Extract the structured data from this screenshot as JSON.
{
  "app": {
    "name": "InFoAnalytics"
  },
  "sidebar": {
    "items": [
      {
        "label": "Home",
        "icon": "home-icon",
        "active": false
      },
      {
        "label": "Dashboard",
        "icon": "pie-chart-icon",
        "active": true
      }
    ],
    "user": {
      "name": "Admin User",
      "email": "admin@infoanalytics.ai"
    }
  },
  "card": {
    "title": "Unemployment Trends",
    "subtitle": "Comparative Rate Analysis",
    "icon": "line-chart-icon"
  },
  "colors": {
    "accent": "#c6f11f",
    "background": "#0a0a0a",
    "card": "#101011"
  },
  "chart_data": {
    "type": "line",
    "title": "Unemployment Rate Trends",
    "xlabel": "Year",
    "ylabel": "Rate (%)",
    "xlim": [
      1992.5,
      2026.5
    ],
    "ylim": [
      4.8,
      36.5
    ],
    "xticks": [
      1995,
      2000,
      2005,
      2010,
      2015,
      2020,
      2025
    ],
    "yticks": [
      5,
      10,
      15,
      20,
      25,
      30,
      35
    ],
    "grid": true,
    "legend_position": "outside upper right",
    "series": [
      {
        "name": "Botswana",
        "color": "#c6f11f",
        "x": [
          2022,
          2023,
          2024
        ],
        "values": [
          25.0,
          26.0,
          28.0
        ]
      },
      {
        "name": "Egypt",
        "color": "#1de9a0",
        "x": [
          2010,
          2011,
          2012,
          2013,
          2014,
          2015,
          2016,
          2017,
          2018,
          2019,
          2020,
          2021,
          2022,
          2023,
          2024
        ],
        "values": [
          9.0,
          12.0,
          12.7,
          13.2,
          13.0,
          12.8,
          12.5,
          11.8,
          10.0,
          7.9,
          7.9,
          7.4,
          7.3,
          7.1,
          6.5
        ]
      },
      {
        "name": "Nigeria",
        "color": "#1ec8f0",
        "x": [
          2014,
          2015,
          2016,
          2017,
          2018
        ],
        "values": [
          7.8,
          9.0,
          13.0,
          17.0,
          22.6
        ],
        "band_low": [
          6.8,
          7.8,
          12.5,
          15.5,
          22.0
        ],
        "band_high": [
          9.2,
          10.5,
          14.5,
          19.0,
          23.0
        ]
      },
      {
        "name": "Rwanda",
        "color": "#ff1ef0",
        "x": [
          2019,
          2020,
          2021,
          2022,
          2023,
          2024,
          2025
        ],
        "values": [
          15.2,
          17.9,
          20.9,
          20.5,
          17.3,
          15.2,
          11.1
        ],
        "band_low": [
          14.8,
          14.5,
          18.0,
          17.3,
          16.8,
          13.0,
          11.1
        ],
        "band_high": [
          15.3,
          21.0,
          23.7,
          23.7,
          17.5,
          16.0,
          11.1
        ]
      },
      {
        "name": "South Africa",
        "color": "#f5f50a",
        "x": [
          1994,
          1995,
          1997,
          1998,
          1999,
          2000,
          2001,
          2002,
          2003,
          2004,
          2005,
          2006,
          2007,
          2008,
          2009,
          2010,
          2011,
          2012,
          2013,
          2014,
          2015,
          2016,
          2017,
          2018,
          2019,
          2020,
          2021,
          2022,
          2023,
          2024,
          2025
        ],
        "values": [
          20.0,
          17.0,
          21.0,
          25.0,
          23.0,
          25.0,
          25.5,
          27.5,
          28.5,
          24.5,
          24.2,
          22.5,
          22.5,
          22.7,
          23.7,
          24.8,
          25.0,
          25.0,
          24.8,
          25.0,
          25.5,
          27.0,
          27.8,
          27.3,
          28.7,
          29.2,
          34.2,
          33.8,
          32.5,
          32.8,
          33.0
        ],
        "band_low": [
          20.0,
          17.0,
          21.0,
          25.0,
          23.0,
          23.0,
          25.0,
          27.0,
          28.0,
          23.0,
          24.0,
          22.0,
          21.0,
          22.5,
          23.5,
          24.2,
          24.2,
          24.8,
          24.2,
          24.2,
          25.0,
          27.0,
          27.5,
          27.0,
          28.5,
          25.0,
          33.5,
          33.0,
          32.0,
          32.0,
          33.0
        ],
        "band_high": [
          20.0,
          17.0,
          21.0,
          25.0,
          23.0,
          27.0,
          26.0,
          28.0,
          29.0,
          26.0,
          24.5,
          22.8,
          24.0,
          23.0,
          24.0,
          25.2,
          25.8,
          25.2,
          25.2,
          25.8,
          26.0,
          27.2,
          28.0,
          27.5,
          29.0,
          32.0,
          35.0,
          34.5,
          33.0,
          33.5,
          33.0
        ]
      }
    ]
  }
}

**Task instructions:** Your reply is one number: how many lines of the records above contain the word "Rate".

**Correct response:** 3